##### Data supplied

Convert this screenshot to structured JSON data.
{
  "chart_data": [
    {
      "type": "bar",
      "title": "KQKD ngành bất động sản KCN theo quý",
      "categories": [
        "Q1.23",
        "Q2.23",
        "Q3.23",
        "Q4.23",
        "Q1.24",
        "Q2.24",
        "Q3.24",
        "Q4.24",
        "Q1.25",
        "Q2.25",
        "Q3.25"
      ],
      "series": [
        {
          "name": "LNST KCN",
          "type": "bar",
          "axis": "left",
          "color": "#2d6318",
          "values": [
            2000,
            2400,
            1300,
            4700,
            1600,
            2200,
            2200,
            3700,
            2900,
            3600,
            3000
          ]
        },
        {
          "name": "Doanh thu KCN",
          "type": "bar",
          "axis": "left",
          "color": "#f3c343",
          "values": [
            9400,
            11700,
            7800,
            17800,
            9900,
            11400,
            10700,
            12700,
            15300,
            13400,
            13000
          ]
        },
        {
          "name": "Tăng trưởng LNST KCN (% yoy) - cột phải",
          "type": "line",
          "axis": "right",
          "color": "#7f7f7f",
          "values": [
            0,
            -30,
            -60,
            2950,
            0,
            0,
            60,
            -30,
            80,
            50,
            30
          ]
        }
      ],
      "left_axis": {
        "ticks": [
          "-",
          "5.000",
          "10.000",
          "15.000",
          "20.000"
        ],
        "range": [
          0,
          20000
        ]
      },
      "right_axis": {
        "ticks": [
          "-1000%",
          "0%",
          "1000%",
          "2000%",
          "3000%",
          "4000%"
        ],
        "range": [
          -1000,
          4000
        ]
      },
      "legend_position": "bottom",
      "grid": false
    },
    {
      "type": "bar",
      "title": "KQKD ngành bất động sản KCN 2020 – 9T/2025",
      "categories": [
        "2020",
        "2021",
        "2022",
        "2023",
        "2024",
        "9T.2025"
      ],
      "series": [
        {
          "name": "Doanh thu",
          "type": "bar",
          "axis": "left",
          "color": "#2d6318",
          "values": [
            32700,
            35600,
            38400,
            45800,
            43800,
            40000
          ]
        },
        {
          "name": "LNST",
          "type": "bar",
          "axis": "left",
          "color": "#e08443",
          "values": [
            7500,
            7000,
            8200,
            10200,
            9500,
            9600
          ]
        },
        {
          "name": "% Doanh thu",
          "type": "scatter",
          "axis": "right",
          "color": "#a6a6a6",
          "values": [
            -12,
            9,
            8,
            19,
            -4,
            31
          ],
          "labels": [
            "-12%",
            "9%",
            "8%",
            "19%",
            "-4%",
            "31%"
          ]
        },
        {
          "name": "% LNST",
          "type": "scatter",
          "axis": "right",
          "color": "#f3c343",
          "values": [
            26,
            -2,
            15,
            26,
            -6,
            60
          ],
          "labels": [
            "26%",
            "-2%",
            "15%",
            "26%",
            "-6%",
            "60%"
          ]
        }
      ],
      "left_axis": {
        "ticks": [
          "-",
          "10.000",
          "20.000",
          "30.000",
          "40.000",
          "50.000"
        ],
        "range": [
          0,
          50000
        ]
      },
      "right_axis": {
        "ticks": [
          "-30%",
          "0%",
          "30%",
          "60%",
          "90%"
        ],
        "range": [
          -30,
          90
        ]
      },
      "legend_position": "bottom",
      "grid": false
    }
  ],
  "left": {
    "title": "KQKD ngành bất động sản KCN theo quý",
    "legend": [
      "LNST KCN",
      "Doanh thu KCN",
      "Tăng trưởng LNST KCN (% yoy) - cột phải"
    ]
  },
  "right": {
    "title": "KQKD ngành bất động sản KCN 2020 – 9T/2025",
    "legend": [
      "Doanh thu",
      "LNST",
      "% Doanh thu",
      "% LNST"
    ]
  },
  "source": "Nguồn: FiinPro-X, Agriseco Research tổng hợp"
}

##########

_Aim of the task_
Go through the data and return every record exactly.

_The reply_
Convert this screenshot to structured JSON data.
{
  "chart_data": [
    {
      "type": "bar",
      "title": "KQKD ngành bất động sản KCN theo quý",
      "categories": [
        "Q1.23",
        "Q2.23",
        "Q3.23",
        "Q4.23",
        "Q1.24",
        "Q2.24",
        "Q3.24",
        "Q4.24",
        "Q1.25",
        "Q2.25",
        "Q3.25"
      ],
      "series": [
        {
          "name": "LNST KCN",
          "type": "bar",
          "axis": "left",
          "color": "#2d6318",
          "values": [
            2000,
            2400,
            1300,
            4700,
            1600,
            2200,
            2200,
            3700,
            2900,
            3600,
            3000
          ]
        },
        {
          "name": "Doanh thu KCN",
          "type": "bar",
          "axis": "left",
          "color": "#f3c343",
          "values": [
            9400,
            11700,
            7800,
            17800,
            9900,
            11400,
            10700,
            12700,
            15300,
            13400,
            13000
          ]
        },
        {
          "name": "Tăng trưởng LNST KCN (% yoy) - cột phải",
          "type": "line",
          "axis": "right",
          "color": "#7f7f7f",
          "values": [
            0,
            -30,
            -60,
            2950,
            0,
            0,
            60,
            -30,
            80,
            50,
            30
          ]
        }
      ],
      "left_axis": {
        "ticks": [
          "-",
          "5.000",
          "10.000",
          "15.000",
          "20.000"
        ],
        "range": [
          0,
          20000
        ]
      },
      "right_axis": {
        "ticks": [
          "-1000%",
          "0%",
          "1000%",
          "2000%",
          "3000%",
          "4000%"
        ],
        "range": [
          -1000,
          4000
        ]
      },
      "legend_position": "bottom",
      "grid": false
    },
    {
      "type": "bar",
      "title": "KQKD ngành bất động sản KCN 2020 – 9T/2025",
      "categories": [
        "2020",
        "2021",
        "2022",
        "2023",
        "2024",
        "9T.2025"
      ],
      "series": [
        {
          "name": "Doanh thu",
          "type": "bar",
          "axis": "left",
          "color": "#2d6318",
          "values": [
            32700,
            35600,
            38400,
            45800,
            43800,
            40000
          ]
        },
        {
          "name": "LNST",
          "type": "bar",
          "axis": "left",
          "color": "#e08443",
          "values": [
            7500,
            7000,
            8200,
            10200,
            9500,
            9600
          ]
        },
        {
          "name": "% Doanh thu",
          "type": "scatter",
          "axis": "right",
          "color": "#a6a6a6",
          "values": [
            -12,
            9,
            8,
            19,
            -4,
            31
          ],
          "labels": [
            "-12%",
            "9%",
            "8%",
            "19%",
            "-4%",
            "31%"
          ]
        },
        {
          "name": "% LNST",
          "type": "scatter",
          "axis": "right",
          "color": "#f3c343",
          "values": [
            26,
            -2,
            15,
            26,
            -6,
            60
          ],
          "labels": [
            "26%",
            "-2%",
            "15%",
            "26%",
            "-6%",
            "60%"
          ]
        }
      ],
      "left_axis": {
        "ticks": [
          "-",
          "10.000",
          "20.000",
          "30.000",
          "40.000",
          "50.000"
        ],
        "range": [
          0,
          50000
        ]
      },
      "right_axis": {
        "ticks": [
          "-30%",
          "0%",
          "30%",
          "60%",
          "90%"
        ],
        "range": [
          -30,
          90
        ]
      },
      "legend_position": "bottom",
      "grid": false
    }
  ],
  "left": {
    "title": "KQKD ngành bất động sản KCN theo quý",
    "legend": [
      "LNST KCN",
      "Doanh thu KCN",
      "Tăng trưởng LNST KCN (% yoy) - cột phải"
    ]
  },
  "right": {
    "title": "KQKD ngành bất động sản KCN 2020 – 9T/2025",
    "legend": [
      "Doanh thu",
      "LNST",
      "% Doanh thu",
      "% LNST"
    ]
  },
  "source": "Nguồn: FiinPro-X, Agriseco Research tổng hợp"
}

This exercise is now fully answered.